Instructions for the task – Using the material below, copy every line where "процедур" appears.

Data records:
- - -

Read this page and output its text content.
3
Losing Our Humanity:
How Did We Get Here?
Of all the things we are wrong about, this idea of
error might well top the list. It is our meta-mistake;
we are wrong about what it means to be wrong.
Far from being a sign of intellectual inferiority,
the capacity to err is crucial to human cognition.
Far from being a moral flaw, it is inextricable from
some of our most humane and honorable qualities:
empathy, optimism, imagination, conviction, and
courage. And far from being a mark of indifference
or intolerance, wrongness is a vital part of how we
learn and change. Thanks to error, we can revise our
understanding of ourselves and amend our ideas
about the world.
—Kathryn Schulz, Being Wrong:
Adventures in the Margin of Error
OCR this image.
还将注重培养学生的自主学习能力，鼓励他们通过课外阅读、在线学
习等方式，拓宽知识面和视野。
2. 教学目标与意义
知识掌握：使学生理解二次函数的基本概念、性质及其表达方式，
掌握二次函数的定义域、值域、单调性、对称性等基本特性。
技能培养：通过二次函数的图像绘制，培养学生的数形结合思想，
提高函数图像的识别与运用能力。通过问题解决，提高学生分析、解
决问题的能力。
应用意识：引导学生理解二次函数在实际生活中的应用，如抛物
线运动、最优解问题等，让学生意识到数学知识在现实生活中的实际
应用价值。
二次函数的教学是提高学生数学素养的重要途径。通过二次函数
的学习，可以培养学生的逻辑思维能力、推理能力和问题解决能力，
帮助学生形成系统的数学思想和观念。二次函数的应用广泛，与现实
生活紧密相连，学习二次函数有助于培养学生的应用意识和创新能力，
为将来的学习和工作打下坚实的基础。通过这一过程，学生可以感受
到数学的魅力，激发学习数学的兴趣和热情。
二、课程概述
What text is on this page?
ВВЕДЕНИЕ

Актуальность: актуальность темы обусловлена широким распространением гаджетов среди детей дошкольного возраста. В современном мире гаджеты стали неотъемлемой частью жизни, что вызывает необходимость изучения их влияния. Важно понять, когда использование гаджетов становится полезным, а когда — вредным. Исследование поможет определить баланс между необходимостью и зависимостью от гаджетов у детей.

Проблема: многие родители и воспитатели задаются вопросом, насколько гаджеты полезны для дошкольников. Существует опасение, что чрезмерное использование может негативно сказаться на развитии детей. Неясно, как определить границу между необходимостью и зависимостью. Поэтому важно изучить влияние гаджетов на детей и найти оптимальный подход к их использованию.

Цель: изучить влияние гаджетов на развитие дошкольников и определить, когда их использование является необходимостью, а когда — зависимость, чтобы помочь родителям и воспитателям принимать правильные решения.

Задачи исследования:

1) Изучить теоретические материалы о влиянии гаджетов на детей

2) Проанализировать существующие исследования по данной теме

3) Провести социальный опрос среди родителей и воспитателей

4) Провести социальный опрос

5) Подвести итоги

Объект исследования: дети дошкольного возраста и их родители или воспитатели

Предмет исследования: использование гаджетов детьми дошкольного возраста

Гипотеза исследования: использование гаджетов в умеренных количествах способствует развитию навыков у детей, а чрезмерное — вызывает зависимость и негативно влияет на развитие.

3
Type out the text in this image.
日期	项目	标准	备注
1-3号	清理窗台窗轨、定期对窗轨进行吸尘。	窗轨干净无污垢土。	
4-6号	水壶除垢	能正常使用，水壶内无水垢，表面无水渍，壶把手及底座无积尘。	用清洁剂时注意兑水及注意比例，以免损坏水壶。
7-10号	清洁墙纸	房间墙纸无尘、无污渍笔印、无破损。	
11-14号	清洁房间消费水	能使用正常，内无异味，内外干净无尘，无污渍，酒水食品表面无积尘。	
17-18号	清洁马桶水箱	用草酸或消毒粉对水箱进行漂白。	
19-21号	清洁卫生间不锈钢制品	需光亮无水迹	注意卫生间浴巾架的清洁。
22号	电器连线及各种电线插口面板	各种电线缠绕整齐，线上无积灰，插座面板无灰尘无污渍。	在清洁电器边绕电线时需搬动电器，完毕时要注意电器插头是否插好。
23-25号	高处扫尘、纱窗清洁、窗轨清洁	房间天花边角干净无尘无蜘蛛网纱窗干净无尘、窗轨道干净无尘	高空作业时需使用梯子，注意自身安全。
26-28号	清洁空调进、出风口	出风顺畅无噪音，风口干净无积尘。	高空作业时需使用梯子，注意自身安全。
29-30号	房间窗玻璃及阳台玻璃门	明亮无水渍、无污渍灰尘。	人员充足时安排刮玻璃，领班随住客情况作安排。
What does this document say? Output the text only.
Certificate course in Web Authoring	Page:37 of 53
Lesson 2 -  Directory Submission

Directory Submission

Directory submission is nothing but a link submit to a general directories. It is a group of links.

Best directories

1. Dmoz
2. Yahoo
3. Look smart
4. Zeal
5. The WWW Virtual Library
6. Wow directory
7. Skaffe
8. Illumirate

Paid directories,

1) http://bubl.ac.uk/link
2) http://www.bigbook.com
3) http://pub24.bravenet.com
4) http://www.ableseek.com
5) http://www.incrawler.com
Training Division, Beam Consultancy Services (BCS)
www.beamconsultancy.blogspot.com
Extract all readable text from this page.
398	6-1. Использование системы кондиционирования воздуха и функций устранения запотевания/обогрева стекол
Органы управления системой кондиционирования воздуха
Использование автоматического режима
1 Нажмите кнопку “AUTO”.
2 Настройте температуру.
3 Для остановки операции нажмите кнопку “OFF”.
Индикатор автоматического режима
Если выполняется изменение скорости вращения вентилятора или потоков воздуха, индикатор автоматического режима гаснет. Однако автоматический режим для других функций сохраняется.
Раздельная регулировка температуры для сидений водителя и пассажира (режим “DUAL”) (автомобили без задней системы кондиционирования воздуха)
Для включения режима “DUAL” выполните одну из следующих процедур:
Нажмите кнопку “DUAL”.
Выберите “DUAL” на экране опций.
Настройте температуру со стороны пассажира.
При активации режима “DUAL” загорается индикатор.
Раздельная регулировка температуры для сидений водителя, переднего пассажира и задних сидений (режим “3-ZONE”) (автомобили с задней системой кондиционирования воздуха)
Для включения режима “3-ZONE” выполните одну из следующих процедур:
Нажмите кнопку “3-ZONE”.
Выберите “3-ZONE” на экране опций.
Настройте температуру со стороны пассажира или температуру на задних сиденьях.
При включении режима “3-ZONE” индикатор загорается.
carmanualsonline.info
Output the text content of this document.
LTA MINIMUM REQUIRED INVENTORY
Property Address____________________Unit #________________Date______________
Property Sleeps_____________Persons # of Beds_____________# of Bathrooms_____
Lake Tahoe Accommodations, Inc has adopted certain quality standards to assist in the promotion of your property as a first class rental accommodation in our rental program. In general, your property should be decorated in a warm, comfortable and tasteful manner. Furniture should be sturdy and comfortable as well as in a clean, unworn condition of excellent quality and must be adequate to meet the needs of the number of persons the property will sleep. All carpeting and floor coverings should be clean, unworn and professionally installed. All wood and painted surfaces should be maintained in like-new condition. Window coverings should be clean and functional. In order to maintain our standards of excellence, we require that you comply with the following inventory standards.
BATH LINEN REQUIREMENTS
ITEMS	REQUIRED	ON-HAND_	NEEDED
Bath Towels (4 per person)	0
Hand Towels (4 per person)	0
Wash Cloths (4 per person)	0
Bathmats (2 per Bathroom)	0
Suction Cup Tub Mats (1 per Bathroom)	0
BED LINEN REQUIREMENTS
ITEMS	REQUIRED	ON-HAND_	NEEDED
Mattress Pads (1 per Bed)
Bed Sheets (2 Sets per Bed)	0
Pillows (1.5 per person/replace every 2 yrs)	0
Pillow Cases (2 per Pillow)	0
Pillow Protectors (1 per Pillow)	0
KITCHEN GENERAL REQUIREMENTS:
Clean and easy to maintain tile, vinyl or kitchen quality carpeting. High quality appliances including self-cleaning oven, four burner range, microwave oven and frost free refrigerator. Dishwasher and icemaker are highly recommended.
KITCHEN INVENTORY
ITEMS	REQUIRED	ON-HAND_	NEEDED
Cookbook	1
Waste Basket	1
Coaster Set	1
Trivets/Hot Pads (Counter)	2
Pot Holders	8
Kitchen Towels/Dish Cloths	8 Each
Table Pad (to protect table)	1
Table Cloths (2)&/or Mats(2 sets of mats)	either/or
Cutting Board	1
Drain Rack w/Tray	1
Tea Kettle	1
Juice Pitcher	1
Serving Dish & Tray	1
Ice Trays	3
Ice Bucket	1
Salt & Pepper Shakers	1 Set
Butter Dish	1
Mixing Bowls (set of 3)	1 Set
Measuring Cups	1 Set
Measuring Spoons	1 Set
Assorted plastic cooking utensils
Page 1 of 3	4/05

- - -

Solution to the exercise –
Для включения режима “DUAL” выполните одну из следующих процедур:
Для включения режима “3-ZONE” выполните одну из следующих процедур:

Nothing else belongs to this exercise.